• **Set problem**
Here are records with pictures in them. Copy all of them exactly and leave the pictures out.

• **Supplied records**

━━━━━━━━

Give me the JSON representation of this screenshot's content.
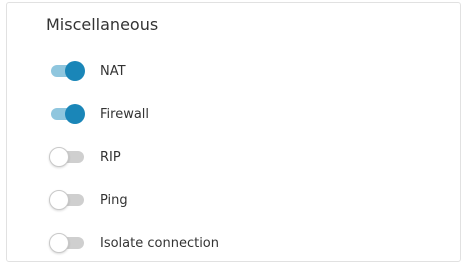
{
  "section": {
    "title": "Miscellaneous"
  },
  "toggles": [
    {
      "label": "NAT",
      "enabled": true
    },
    {
      "label": "Firewall",
      "enabled": true
    },
    {
      "label": "RIP",
      "enabled": false
    },
    {
      "label": "Ping",
      "enabled": false
    },
    {
      "label": "Isolate connection",
      "enabled": false
    }
  ],
  "colors": {
    "toggle_on_knob": "#1a86b8",
    "toggle_on_track": "#8fc6de",
    "toggle_off_track": "#cfcfcf",
    "text": "#333333"
  }
}
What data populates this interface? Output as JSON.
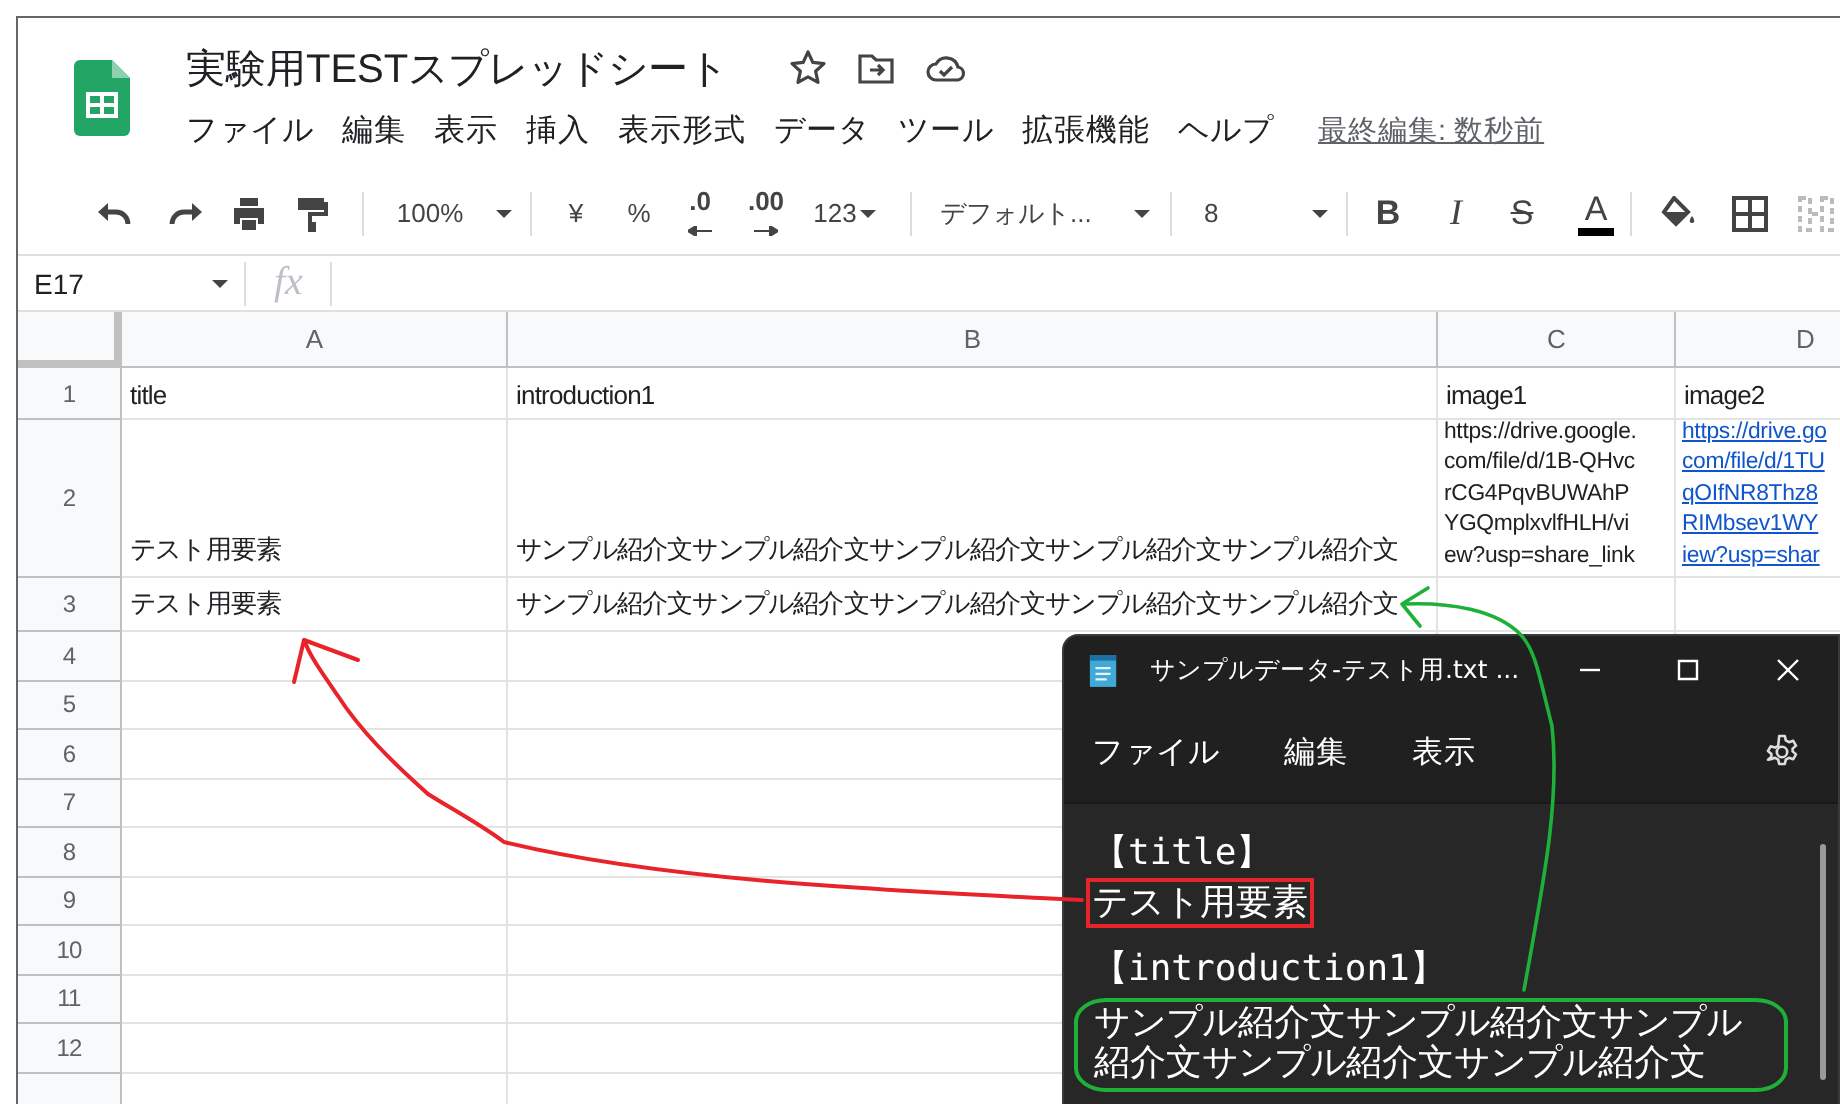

━━━━━━━━

• **Reply**
Give me the JSON representation of this screenshot's content.
{
  "section": {
    "title": "Miscellaneous"
  },
  "toggles": [
    {
      "label": "NAT",
      "enabled": true
    },
    {
      "label": "Firewall",
      "enabled": true
    },
    {
      "label": "RIP",
      "enabled": false
    },
    {
      "label": "Ping",
      "enabled": false
    },
    {
      "label": "Isolate connection",
      "enabled": false
    }
  ],
  "colors": {
    "toggle_on_knob": "#1a86b8",
    "toggle_on_track": "#8fc6de",
    "toggle_off_track": "#cfcfcf",
    "text": "#333333"
  }
}
What data populates this interface? Output as JSON.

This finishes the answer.